-------- MATERIALS PROVIDED --------

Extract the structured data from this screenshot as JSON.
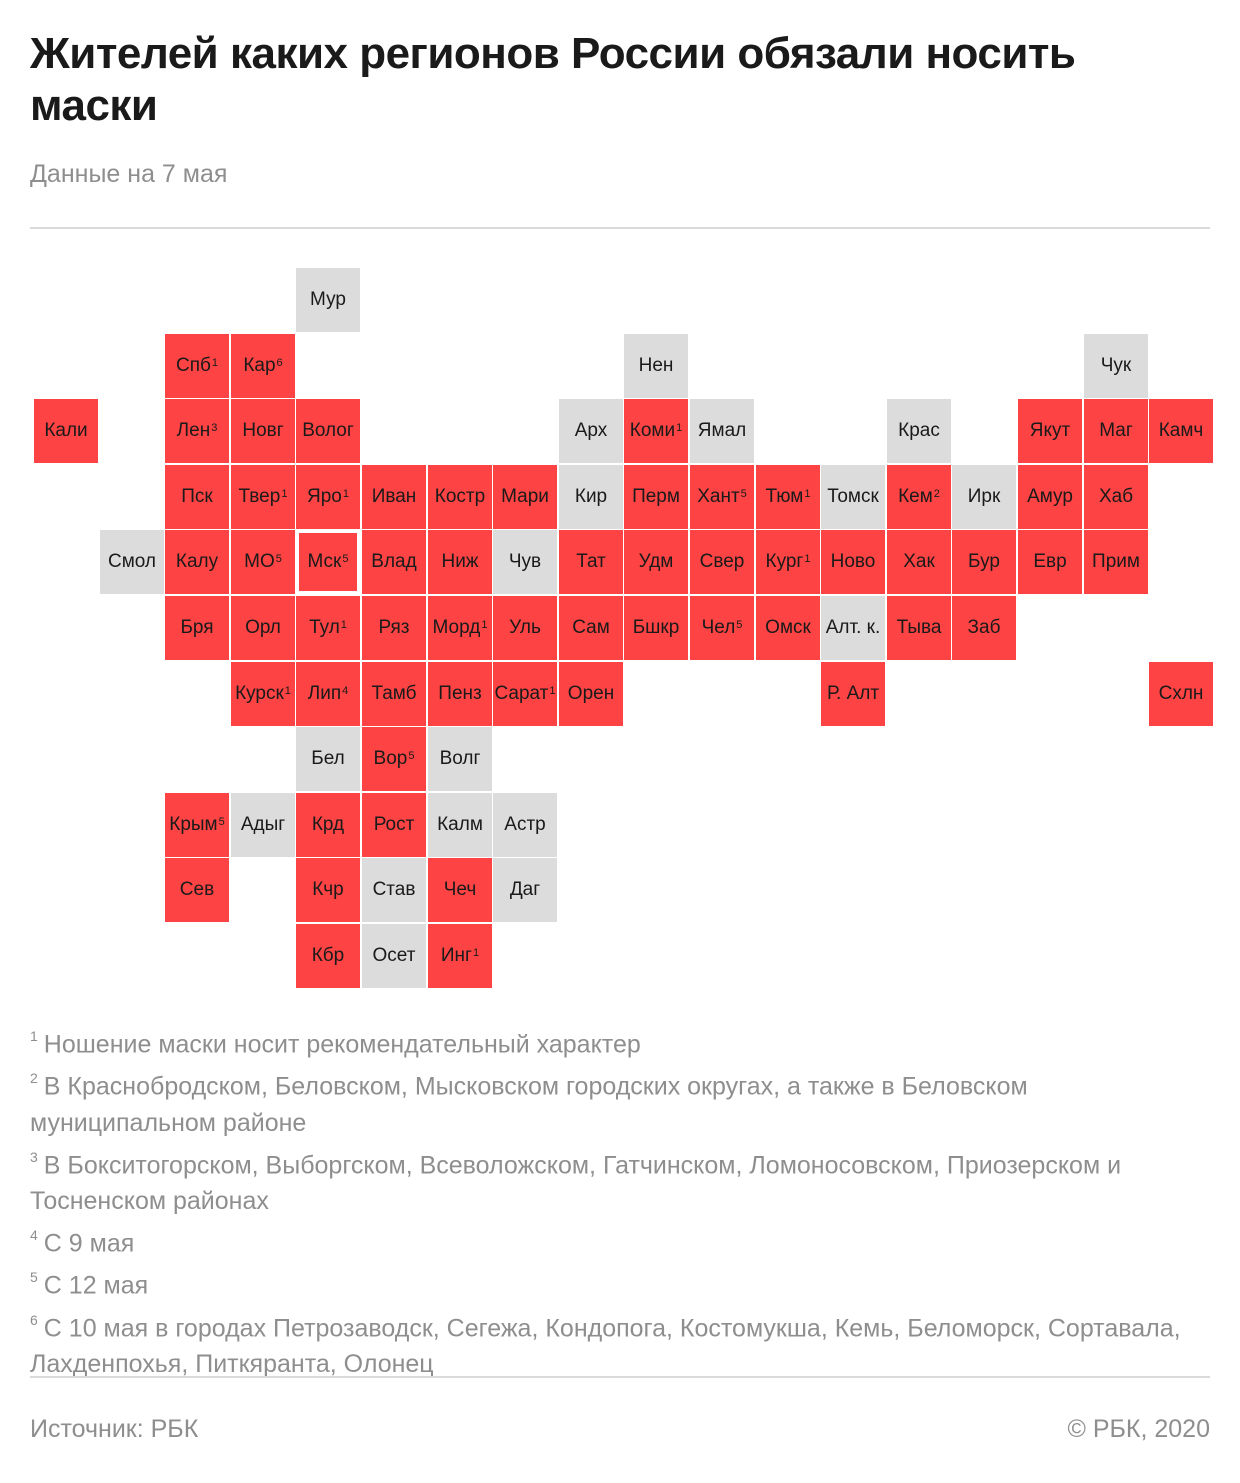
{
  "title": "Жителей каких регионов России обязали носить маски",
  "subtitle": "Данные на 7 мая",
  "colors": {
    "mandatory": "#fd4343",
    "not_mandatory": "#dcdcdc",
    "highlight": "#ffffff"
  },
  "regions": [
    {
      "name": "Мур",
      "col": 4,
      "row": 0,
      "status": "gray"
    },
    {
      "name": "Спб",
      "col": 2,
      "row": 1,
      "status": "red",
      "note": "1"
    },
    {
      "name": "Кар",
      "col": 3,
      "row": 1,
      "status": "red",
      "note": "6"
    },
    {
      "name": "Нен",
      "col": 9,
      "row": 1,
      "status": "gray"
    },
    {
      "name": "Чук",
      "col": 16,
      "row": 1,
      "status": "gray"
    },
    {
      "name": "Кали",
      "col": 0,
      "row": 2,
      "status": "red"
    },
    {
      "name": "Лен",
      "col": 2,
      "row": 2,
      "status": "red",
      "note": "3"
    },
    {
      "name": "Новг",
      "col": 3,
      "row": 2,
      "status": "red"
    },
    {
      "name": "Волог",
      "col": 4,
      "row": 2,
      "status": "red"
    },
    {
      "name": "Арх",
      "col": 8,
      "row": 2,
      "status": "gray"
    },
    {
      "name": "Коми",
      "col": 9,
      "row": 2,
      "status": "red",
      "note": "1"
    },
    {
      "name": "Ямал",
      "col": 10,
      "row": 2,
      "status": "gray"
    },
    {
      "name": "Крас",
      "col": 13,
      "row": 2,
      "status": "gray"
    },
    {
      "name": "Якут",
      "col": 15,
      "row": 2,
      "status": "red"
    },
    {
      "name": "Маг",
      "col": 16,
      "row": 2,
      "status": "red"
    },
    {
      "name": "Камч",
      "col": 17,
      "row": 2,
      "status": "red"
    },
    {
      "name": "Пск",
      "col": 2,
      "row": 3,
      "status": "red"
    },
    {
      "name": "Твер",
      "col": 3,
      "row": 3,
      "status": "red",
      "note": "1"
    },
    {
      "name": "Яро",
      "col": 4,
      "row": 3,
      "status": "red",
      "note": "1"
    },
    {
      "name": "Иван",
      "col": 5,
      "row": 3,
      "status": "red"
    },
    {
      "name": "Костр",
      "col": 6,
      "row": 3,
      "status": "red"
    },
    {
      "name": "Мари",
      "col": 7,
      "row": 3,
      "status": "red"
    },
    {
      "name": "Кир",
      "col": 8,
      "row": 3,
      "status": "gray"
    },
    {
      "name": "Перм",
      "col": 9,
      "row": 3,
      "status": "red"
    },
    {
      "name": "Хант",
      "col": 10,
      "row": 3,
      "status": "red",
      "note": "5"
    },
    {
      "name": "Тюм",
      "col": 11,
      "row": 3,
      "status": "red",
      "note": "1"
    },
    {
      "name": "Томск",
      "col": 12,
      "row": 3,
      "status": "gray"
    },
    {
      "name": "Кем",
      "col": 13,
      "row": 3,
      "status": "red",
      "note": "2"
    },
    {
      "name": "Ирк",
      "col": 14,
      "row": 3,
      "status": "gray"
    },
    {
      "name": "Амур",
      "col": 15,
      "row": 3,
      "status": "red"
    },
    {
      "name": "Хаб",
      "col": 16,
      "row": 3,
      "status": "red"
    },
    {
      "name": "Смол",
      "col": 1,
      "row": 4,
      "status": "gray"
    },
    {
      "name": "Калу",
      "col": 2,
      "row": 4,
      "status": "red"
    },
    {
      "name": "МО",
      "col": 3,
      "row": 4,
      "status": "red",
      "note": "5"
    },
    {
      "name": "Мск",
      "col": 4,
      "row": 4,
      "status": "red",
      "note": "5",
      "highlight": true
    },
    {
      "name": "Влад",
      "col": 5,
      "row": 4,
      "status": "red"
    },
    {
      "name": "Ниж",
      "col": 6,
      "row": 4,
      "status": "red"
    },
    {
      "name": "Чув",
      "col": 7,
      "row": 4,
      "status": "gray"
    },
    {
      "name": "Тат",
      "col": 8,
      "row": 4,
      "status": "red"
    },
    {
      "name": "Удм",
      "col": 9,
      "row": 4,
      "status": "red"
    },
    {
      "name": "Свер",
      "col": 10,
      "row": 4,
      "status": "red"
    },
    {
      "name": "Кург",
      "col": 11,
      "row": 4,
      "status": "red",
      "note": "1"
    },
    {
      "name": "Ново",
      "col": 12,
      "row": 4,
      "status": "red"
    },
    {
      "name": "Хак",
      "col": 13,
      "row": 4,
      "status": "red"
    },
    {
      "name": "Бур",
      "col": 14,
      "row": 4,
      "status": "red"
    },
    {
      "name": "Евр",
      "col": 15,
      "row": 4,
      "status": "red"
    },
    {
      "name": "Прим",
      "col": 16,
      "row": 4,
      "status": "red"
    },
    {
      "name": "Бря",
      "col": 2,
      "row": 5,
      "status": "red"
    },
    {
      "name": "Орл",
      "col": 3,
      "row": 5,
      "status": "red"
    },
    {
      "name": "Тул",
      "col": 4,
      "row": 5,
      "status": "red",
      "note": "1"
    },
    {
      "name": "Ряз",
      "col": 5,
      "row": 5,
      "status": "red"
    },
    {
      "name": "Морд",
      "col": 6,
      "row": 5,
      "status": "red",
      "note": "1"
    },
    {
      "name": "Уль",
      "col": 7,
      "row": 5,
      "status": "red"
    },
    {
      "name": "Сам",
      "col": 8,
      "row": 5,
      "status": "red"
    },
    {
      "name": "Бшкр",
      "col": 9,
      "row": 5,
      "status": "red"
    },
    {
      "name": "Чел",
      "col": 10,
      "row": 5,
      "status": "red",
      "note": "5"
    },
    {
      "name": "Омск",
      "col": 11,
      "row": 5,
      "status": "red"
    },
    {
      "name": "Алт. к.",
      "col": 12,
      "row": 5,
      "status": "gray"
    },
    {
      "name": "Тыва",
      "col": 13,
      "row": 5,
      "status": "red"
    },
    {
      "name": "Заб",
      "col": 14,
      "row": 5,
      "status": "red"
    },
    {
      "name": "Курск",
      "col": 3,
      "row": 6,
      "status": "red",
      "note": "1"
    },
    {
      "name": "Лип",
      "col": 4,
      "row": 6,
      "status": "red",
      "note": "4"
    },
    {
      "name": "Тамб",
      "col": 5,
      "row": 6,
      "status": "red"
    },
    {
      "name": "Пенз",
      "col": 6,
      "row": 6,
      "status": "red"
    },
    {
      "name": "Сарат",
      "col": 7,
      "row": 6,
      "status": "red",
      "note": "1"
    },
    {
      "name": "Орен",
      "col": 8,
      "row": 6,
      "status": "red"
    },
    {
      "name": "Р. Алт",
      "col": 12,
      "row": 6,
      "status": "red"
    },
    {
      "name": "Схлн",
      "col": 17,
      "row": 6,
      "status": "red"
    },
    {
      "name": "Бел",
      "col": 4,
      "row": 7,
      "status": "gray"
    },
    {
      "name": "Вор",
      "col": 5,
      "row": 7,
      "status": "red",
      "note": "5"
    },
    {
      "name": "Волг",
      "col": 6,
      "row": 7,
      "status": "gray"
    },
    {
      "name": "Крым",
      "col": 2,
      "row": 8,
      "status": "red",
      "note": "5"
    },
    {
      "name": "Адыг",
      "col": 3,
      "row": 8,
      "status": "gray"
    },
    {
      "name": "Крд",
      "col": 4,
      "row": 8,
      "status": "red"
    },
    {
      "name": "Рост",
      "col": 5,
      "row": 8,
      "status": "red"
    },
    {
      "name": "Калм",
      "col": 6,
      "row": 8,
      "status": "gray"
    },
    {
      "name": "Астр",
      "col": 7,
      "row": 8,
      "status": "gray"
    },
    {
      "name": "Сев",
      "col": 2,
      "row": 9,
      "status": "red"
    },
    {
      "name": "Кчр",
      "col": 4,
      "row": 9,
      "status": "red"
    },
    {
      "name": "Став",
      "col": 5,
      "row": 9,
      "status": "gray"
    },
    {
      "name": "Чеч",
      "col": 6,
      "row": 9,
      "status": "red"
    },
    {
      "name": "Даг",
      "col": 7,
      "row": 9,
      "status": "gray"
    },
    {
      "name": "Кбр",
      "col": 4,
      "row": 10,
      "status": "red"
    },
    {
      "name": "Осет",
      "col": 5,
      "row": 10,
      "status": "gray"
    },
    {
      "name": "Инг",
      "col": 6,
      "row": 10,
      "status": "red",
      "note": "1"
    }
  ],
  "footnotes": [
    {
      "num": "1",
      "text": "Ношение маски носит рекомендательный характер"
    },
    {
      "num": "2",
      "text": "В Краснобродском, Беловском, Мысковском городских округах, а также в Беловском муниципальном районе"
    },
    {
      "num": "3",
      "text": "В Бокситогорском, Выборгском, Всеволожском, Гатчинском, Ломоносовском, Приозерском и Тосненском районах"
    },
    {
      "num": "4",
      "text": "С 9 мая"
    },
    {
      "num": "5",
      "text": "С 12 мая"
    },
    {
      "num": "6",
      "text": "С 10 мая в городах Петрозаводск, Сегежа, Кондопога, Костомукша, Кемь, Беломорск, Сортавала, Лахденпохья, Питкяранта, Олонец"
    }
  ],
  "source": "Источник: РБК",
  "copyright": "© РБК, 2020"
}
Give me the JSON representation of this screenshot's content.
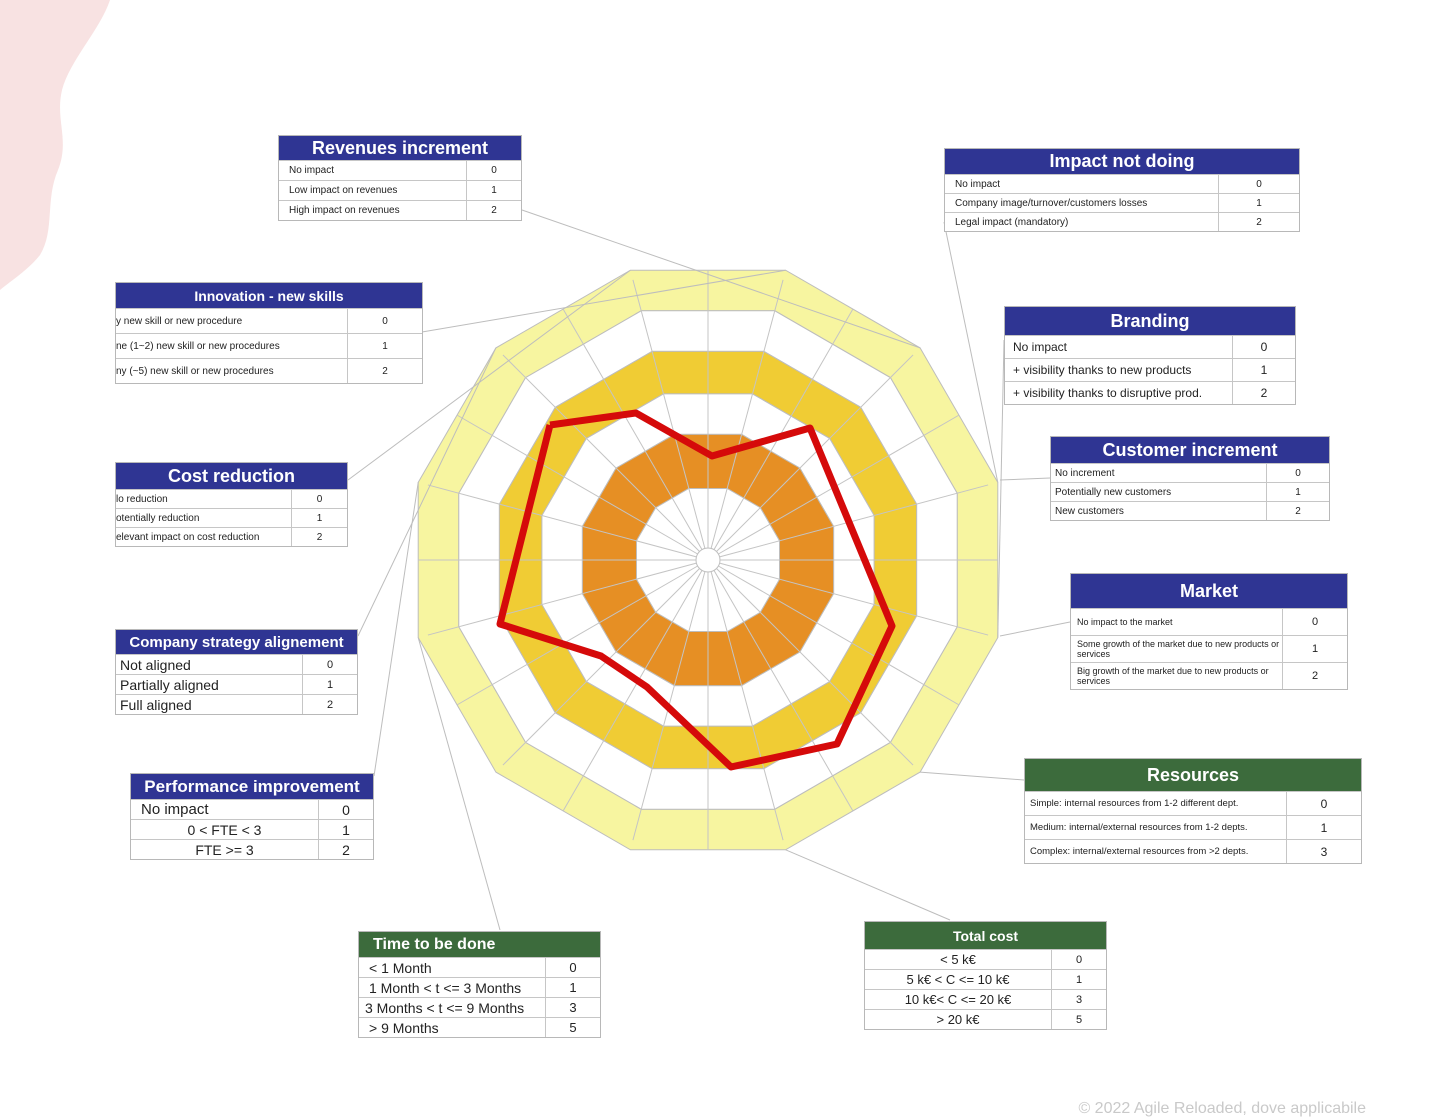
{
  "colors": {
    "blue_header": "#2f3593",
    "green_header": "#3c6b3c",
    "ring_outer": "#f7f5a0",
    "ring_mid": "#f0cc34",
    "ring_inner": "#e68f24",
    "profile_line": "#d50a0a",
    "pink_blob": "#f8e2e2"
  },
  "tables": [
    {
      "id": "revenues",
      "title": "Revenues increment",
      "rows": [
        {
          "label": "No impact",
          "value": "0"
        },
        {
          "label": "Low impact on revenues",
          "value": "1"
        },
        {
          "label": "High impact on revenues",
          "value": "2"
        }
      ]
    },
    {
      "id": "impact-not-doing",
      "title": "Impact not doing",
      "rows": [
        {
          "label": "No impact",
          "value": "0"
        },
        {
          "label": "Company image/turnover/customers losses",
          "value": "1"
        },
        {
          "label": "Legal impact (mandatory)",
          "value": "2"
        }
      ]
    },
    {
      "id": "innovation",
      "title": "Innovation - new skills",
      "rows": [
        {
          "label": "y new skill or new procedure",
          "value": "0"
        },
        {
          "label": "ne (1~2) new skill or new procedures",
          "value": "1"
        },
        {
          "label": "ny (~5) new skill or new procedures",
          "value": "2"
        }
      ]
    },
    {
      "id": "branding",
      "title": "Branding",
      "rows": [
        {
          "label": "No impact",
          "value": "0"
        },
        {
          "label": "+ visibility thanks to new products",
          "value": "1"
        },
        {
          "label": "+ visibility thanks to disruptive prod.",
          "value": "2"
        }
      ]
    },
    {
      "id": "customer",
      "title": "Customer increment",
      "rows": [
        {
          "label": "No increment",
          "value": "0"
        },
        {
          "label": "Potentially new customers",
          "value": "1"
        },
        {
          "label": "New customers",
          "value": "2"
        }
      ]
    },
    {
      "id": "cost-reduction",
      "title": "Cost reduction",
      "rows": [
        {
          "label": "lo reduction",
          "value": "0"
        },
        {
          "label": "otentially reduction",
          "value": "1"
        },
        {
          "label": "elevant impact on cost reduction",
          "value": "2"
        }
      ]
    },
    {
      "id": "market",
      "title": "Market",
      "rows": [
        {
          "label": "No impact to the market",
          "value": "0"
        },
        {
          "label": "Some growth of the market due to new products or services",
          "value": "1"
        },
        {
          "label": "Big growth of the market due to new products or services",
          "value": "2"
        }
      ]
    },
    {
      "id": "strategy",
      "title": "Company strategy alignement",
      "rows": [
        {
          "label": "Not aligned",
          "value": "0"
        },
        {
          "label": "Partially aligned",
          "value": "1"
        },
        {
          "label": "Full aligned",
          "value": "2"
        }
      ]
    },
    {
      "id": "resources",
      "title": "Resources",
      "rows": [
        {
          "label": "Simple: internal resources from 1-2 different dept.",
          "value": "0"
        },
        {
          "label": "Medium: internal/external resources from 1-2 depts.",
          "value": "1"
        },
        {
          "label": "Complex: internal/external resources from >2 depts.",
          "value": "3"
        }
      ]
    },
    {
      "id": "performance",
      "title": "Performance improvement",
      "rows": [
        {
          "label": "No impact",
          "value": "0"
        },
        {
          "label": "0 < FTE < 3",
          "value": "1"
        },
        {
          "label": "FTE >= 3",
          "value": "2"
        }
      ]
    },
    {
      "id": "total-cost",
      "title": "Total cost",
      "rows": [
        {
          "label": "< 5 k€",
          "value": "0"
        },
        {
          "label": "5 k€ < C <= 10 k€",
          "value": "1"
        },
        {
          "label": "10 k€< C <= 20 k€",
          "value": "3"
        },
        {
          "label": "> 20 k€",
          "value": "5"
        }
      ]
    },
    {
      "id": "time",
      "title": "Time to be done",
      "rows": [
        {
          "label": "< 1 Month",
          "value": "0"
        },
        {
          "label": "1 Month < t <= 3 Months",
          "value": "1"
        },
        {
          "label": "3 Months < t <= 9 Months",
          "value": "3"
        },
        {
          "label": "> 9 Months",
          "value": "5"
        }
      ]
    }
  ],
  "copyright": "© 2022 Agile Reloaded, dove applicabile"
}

--------

STATED GOAL
Say how many lines include the word "aligned"; reply with the number alone.

FINAL ANSWER
3